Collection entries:
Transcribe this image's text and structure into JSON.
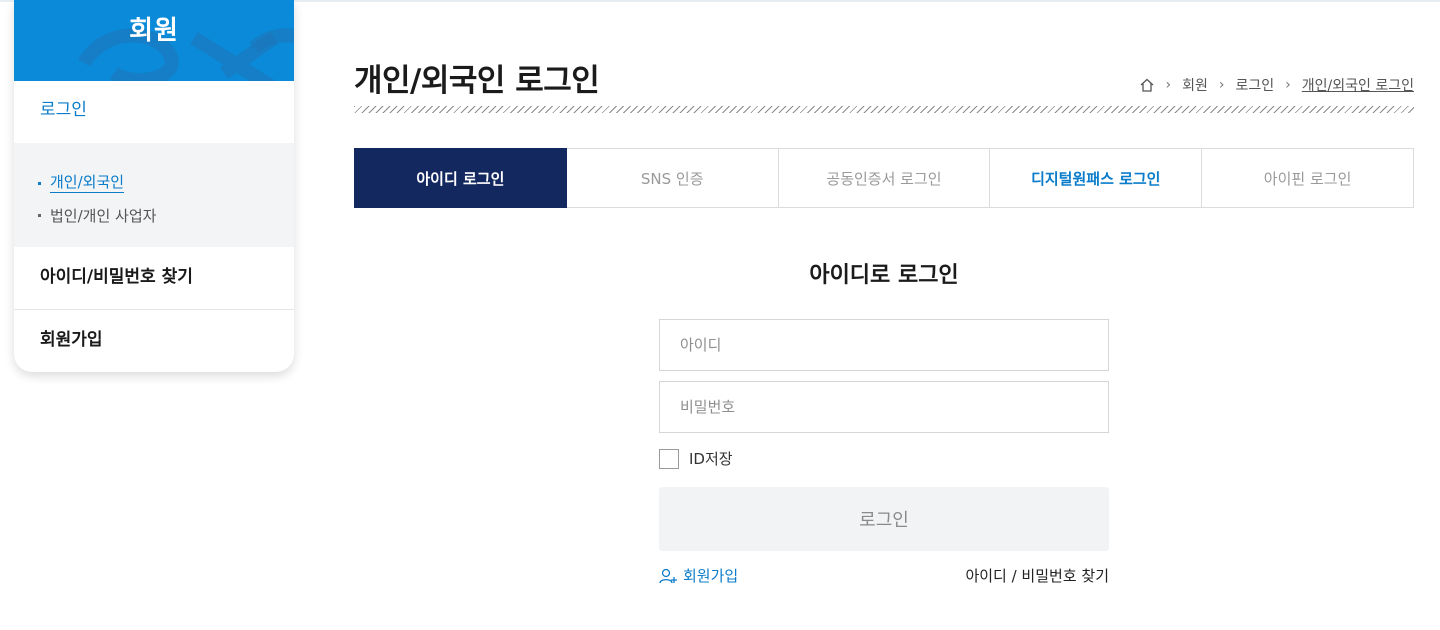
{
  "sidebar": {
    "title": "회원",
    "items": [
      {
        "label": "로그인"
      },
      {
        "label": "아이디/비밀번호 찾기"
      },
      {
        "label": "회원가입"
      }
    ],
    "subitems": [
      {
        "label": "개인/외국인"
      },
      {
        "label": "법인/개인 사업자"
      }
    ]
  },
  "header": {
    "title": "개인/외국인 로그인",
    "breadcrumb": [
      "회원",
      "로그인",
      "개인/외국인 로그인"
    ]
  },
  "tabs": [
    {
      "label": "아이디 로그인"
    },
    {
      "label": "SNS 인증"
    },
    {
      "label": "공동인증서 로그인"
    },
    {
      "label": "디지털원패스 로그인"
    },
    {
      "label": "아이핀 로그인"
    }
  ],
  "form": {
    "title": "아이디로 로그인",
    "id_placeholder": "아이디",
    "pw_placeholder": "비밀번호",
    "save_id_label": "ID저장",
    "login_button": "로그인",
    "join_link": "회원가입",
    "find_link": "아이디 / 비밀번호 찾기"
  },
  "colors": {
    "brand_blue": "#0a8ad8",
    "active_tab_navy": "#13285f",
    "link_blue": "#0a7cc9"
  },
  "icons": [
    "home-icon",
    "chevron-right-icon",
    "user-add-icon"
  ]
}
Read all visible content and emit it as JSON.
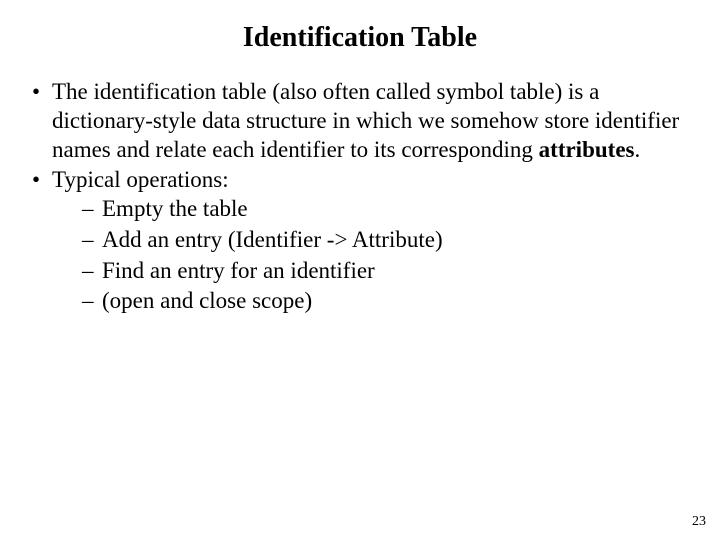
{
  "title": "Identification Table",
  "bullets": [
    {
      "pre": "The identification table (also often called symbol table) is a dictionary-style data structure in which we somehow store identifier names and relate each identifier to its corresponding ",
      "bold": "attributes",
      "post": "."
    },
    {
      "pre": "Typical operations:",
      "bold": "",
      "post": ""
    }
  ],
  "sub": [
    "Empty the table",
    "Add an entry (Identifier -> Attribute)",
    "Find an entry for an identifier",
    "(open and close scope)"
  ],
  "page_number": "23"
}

* _WHAT IS REQUIRED_
Pictures in the records must not appear in the copy; transcribe everything else precisely.

* _WRITTEN REPLY_
Transcribe this image's text and structure into JSON.
{
  "sidebar": {
    "title": "회원",
    "items": [
      {
        "label": "로그인"
      },
      {
        "label": "아이디/비밀번호 찾기"
      },
      {
        "label": "회원가입"
      }
    ],
    "subitems": [
      {
        "label": "개인/외국인"
      },
      {
        "label": "법인/개인 사업자"
      }
    ]
  },
  "header": {
    "title": "개인/외국인 로그인",
    "breadcrumb": [
      "회원",
      "로그인",
      "개인/외국인 로그인"
    ]
  },
  "tabs": [
    {
      "label": "아이디 로그인"
    },
    {
      "label": "SNS 인증"
    },
    {
      "label": "공동인증서 로그인"
    },
    {
      "label": "디지털원패스 로그인"
    },
    {
      "label": "아이핀 로그인"
    }
  ],
  "form": {
    "title": "아이디로 로그인",
    "id_placeholder": "아이디",
    "pw_placeholder": "비밀번호",
    "save_id_label": "ID저장",
    "login_button": "로그인",
    "join_link": "회원가입",
    "find_link": "아이디 / 비밀번호 찾기"
  },
  "colors": {
    "brand_blue": "#0a8ad8",
    "active_tab_navy": "#13285f",
    "link_blue": "#0a7cc9"
  },
  "icons": [
    "home-icon",
    "chevron-right-icon",
    "user-add-icon"
  ]
}
Read all visible content and emit it as JSON.
{
  "title": "Identification Table",
  "bullets": [
    {
      "pre": "The identification table (also often called symbol table) is a dictionary-style data structure in which we somehow store identifier names and relate each identifier to its corresponding ",
      "bold": "attributes",
      "post": "."
    },
    {
      "pre": "Typical operations:",
      "bold": "",
      "post": ""
    }
  ],
  "sub": [
    "Empty the table",
    "Add an entry (Identifier -> Attribute)",
    "Find an entry for an identifier",
    "(open and close scope)"
  ],
  "page_number": "23"
}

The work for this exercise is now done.